◆ REQUIREMENT ◆
Output the data that follows exactly, line for line.

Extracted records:
--------------------------------------------------

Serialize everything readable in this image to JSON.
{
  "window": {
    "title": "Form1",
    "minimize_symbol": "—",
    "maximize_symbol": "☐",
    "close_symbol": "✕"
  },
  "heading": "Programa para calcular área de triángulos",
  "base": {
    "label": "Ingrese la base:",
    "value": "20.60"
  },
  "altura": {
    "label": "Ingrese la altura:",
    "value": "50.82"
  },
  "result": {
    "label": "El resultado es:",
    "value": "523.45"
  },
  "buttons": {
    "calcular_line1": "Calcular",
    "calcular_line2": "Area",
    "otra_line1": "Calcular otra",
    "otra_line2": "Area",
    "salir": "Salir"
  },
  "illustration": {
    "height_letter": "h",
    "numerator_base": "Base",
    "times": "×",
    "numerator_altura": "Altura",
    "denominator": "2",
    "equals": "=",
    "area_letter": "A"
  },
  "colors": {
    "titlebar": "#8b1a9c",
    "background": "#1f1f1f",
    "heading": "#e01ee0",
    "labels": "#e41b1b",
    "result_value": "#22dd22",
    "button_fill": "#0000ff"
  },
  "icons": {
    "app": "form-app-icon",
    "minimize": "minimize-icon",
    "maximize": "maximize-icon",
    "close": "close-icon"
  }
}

--------------------------------------------------

◆ RESPONSE TO THE EXERCISE ◆
Serialize everything readable in this image to JSON.
{
  "window": {
    "title": "Form1",
    "minimize_symbol": "—",
    "maximize_symbol": "☐",
    "close_symbol": "✕"
  },
  "heading": "Programa para calcular área de triángulos",
  "base": {
    "label": "Ingrese la base:",
    "value": "20.60"
  },
  "altura": {
    "label": "Ingrese la altura:",
    "value": "50.82"
  },
  "result": {
    "label": "El resultado es:",
    "value": "523.45"
  },
  "buttons": {
    "calcular_line1": "Calcular",
    "calcular_line2": "Area",
    "otra_line1": "Calcular otra",
    "otra_line2": "Area",
    "salir": "Salir"
  },
  "illustration": {
    "height_letter": "h",
    "numerator_base": "Base",
    "times": "×",
    "numerator_altura": "Altura",
    "denominator": "2",
    "equals": "=",
    "area_letter": "A"
  },
  "colors": {
    "titlebar": "#8b1a9c",
    "background": "#1f1f1f",
    "heading": "#e01ee0",
    "labels": "#e41b1b",
    "result_value": "#22dd22",
    "button_fill": "#0000ff"
  },
  "icons": {
    "app": "form-app-icon",
    "minimize": "minimize-icon",
    "maximize": "maximize-icon",
    "close": "close-icon"
  }
}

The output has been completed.